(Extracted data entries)

▼

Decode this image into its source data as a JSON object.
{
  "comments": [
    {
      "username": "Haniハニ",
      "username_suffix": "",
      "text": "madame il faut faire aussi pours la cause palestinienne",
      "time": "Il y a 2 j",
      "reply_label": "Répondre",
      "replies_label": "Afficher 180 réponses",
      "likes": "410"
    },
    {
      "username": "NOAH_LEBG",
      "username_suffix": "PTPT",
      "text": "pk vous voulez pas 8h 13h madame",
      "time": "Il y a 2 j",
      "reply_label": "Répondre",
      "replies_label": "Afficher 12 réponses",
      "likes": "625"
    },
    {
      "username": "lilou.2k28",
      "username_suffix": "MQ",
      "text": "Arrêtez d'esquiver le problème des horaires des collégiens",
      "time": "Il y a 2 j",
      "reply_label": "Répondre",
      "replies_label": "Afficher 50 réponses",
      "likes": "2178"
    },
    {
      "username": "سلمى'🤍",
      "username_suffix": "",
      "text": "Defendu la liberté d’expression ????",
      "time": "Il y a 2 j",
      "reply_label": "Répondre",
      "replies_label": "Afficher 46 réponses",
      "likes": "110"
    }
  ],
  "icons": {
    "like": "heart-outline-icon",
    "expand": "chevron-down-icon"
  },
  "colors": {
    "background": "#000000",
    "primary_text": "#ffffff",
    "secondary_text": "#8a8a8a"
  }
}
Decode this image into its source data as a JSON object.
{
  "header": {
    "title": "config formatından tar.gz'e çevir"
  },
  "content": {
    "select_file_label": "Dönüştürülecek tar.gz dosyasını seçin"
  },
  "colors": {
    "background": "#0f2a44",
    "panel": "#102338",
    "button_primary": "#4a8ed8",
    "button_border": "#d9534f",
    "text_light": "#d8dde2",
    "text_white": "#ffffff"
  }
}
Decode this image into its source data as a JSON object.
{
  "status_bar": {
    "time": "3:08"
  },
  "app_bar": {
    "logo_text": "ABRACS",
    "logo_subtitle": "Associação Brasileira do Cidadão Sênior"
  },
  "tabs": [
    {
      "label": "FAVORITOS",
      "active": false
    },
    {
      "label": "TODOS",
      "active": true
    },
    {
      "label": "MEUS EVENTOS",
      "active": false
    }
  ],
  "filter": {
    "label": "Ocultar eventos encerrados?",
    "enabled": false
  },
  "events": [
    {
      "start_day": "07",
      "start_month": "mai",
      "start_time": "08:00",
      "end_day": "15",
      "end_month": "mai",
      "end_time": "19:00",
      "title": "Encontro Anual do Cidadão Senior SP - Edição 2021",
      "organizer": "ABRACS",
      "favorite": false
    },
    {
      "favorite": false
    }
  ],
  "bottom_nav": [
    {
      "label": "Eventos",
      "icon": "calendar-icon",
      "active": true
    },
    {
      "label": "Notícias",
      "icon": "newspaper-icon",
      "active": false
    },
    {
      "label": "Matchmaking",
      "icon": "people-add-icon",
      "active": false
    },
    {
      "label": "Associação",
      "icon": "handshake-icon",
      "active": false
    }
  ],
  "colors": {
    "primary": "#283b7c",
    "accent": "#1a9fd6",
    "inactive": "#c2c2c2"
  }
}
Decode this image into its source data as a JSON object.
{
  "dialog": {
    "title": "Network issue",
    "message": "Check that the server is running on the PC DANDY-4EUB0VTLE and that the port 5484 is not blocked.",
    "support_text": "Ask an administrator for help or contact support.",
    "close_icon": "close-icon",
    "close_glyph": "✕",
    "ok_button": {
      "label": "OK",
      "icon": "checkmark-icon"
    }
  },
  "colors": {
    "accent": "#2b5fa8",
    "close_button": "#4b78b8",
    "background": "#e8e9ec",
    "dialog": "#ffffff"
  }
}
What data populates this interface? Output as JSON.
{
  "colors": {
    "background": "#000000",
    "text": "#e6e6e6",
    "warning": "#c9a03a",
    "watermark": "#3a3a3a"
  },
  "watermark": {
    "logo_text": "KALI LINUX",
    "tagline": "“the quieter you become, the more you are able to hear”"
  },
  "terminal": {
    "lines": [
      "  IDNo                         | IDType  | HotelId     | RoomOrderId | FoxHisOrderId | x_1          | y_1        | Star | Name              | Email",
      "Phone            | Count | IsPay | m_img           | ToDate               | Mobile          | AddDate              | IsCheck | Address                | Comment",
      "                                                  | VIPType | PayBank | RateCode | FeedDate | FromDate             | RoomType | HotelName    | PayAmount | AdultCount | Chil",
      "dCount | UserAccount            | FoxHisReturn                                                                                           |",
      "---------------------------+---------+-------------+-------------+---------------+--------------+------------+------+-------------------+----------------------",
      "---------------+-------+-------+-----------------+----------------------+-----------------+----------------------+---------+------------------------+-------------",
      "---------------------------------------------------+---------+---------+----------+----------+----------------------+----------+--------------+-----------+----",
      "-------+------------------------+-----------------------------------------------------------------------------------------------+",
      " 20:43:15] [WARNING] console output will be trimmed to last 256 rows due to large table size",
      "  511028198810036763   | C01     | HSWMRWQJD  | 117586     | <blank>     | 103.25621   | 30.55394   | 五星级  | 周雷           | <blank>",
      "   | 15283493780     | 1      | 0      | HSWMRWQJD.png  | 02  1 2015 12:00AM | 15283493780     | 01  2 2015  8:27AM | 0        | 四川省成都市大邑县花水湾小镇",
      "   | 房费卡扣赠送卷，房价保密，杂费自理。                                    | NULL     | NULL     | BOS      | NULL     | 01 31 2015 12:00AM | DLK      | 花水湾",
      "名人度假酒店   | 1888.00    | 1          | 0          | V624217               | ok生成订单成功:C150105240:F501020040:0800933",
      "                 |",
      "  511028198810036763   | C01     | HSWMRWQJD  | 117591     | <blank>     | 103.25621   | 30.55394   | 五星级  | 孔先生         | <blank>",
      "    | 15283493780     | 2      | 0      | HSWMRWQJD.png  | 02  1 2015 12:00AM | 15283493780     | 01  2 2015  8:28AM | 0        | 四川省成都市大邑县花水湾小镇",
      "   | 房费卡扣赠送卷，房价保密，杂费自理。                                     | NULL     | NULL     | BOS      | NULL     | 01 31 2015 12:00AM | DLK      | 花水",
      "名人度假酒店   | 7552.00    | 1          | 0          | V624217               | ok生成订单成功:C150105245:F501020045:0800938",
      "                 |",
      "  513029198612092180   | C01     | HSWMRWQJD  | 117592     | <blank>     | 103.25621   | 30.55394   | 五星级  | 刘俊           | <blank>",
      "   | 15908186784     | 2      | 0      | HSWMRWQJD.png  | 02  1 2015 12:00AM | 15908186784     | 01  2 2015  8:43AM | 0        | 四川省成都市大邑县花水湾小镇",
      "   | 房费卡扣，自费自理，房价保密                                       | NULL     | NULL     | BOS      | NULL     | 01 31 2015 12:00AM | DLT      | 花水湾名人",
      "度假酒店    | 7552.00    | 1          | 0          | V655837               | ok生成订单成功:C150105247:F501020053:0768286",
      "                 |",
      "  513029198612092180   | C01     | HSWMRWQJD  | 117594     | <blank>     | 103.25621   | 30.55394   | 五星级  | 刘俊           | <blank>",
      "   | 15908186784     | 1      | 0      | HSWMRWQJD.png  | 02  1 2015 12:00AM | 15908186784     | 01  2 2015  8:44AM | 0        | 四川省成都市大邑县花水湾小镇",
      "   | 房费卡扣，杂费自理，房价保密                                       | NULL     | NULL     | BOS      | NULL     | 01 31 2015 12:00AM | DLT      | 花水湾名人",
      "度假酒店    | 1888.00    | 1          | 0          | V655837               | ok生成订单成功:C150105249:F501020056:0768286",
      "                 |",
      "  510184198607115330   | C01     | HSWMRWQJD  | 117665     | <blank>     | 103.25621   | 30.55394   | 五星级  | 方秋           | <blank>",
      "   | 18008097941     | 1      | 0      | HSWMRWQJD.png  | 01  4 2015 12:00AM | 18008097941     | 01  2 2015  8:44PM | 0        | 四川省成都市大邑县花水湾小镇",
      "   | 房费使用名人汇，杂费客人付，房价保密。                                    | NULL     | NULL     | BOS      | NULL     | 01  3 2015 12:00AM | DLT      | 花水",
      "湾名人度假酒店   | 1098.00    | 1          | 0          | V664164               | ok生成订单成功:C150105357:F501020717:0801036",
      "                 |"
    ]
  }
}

▲

Search the data above for lines holding "Cidadão" and copy each of them.

▶ _Solution_:
    "logo_subtitle": "Associação Brasileira do Cidadão Sênior"
      "title": "Encontro Anual do Cidadão Senior SP - Edição 2021",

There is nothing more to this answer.